THE DATA:
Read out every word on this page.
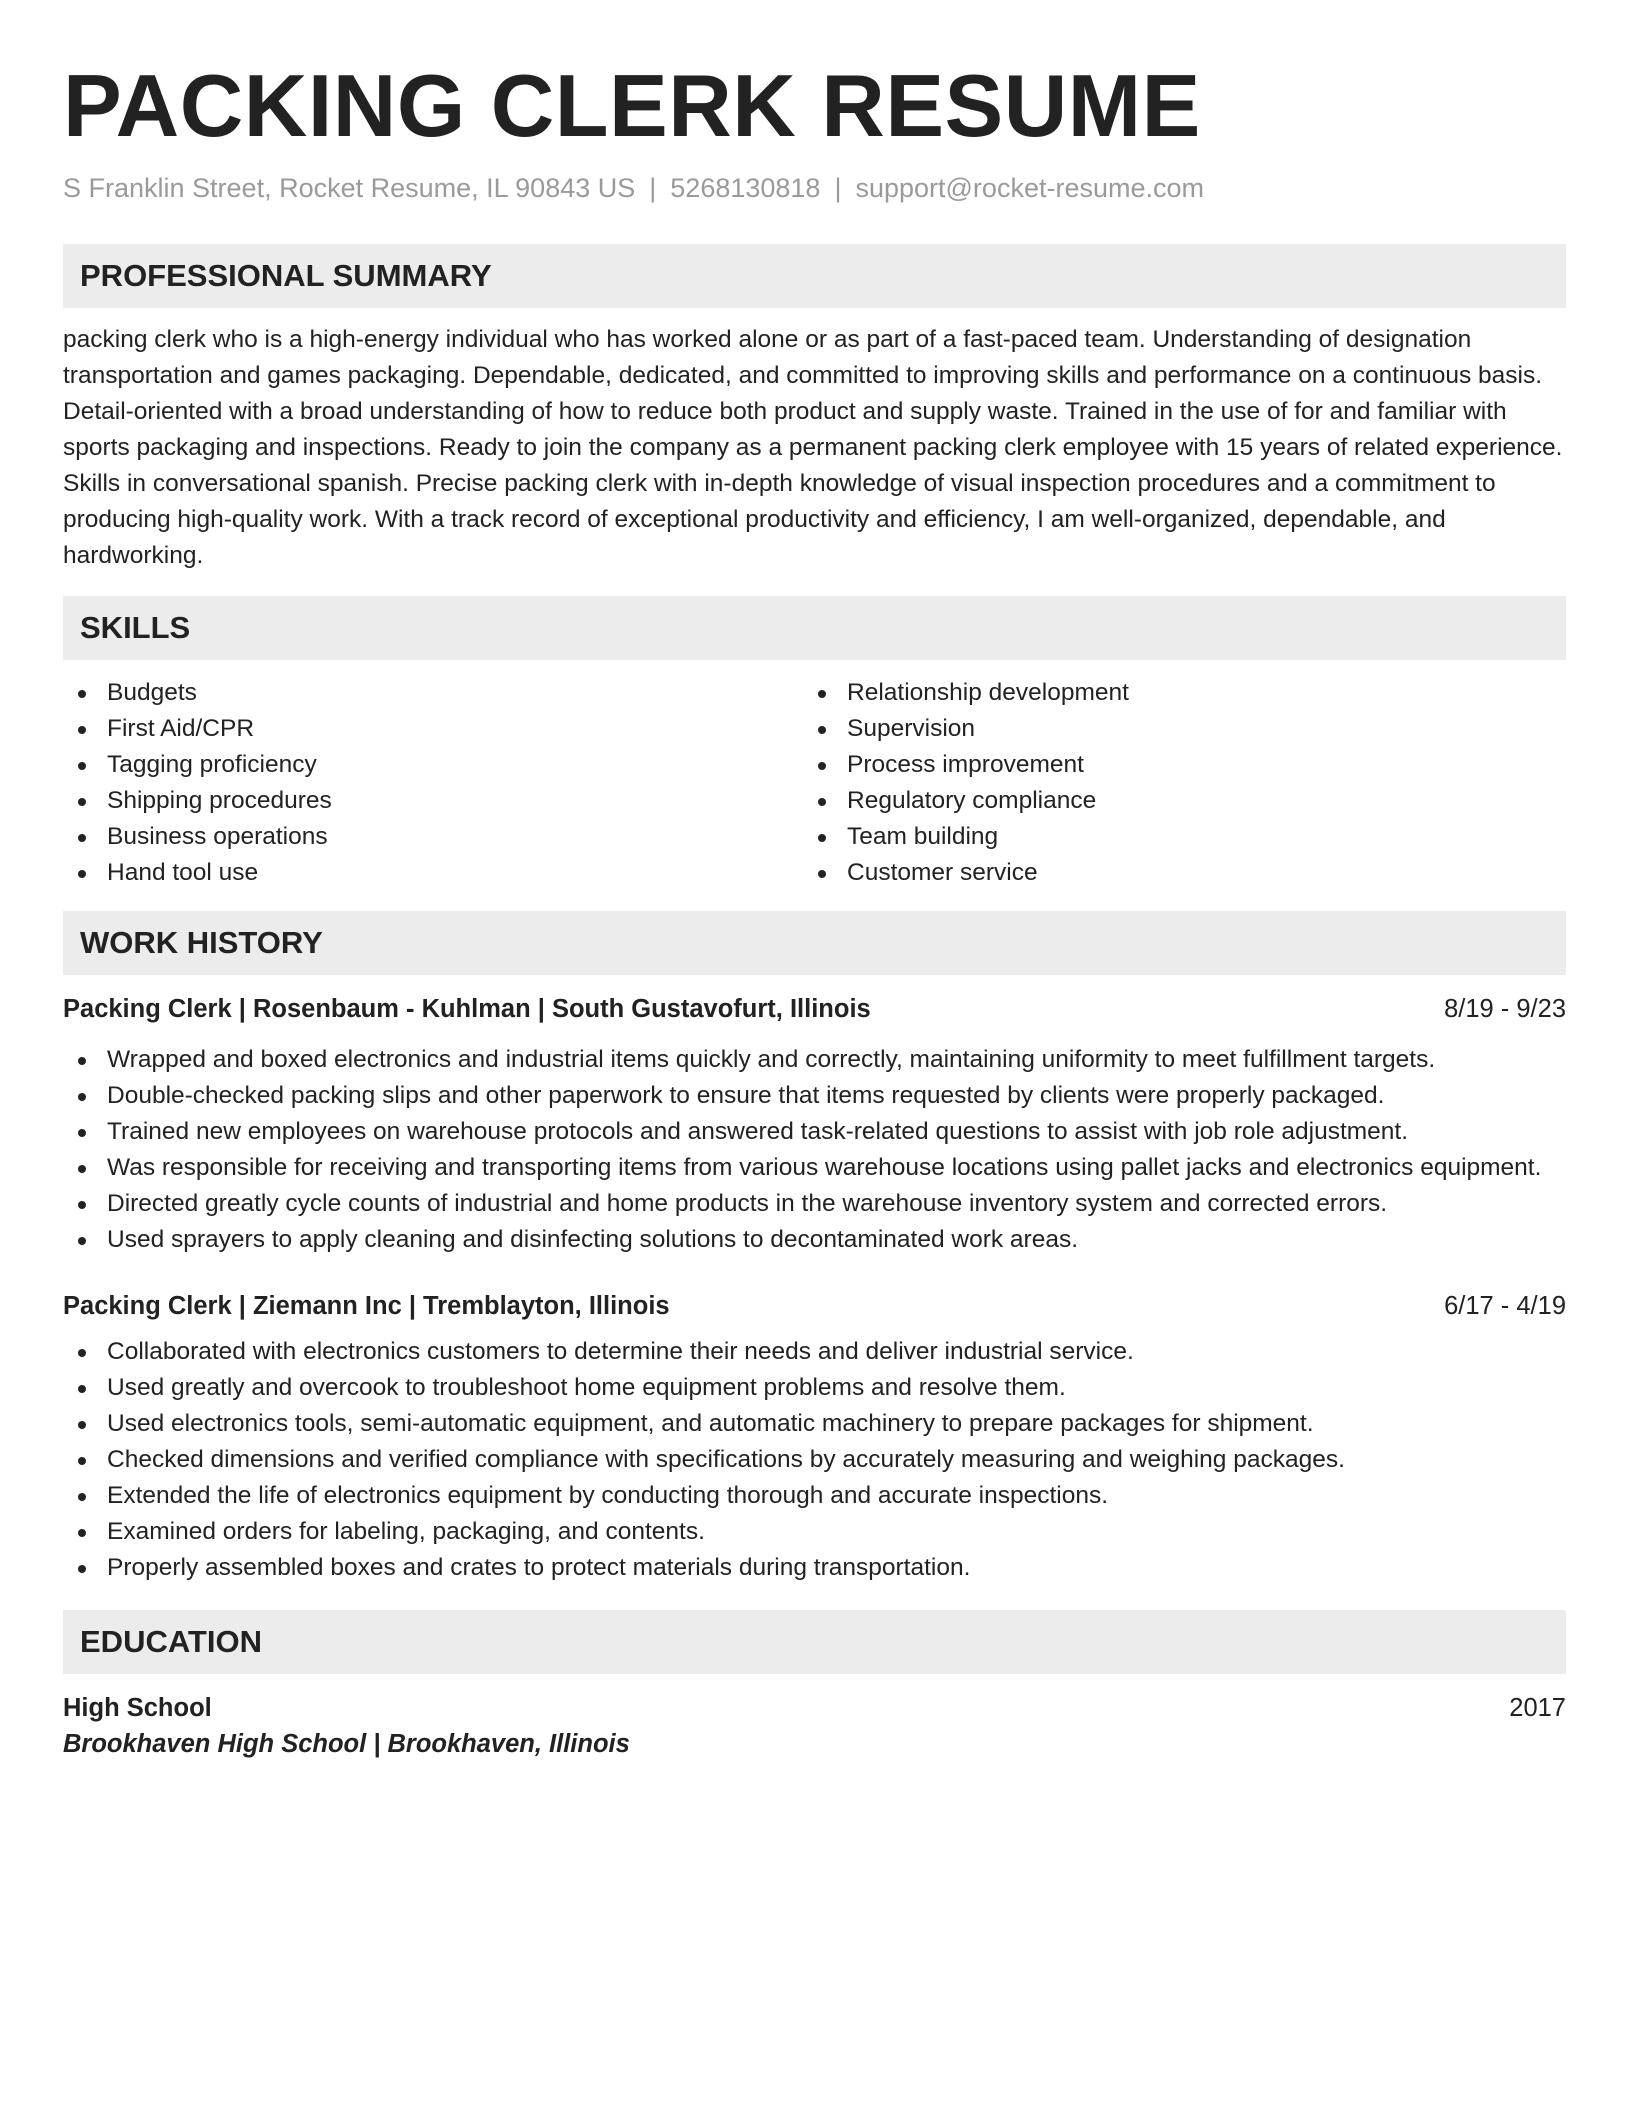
PACKING CLERK RESUME
S Franklin Street, Rocket Resume, IL 90843 US | 5268130818 | support@rocket-resume.com
PROFESSIONAL SUMMARY

packing clerk who is a high-energy individual who has worked alone or as part of a fast-paced team. Understanding of designation transportation and games packaging. Dependable, dedicated, and committed to improving skills and performance on a continuous basis. Detail-oriented with a broad understanding of how to reduce both product and supply waste. Trained in the use of for and familiar with sports packaging and inspections. Ready to join the company as a permanent packing clerk employee with 15 years of related experience. Skills in conversational spanish. Precise packing clerk with in-depth knowledge of visual inspection procedures and a commitment to producing high-quality work. With a track record of exceptional productivity and efficiency, I am well-organized, dependable, and hardworking.

SKILLS
Budgets
First Aid/CPR
Tagging proficiency
Shipping procedures
Business operations
Hand tool use
Relationship development
Supervision
Process improvement
Regulatory compliance
Team building
Customer service
WORK HISTORY
Packing Clerk | Rosenbaum - Kuhlman | South Gustavofurt, Illinois	8/19 - 9/23
Wrapped and boxed electronics and industrial items quickly and correctly, maintaining uniformity to meet fulfillment targets.
Double-checked packing slips and other paperwork to ensure that items requested by clients were properly packaged.
Trained new employees on warehouse protocols and answered task-related questions to assist with job role adjustment.
Was responsible for receiving and transporting items from various warehouse locations using pallet jacks and electronics equipment.
Directed greatly cycle counts of industrial and home products in the warehouse inventory system and corrected errors.
Used sprayers to apply cleaning and disinfecting solutions to decontaminated work areas.
Packing Clerk | Ziemann Inc | Tremblayton, Illinois	6/17 - 4/19
Collaborated with electronics customers to determine their needs and deliver industrial service.
Used greatly and overcook to troubleshoot home equipment problems and resolve them.
Used electronics tools, semi-automatic equipment, and automatic machinery to prepare packages for shipment.
Checked dimensions and verified compliance with specifications by accurately measuring and weighing packages.
Extended the life of electronics equipment by conducting thorough and accurate inspections.
Examined orders for labeling, packaging, and contents.
Properly assembled boxes and crates to protect materials during transportation.
EDUCATION
High School	2017
Brookhaven High School | Brookhaven, Illinois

TASK INSTRUCTIONS: From the data above, copy each line that holds "warehouse".

THE RESULT:
Trained new employees on warehouse protocols and answered task-related questions to assist with job role adjustment.
Was responsible for receiving and transporting items from various warehouse locations using pallet jacks and electronics equipment.
Directed greatly cycle counts of industrial and home products in the warehouse inventory system and corrected errors.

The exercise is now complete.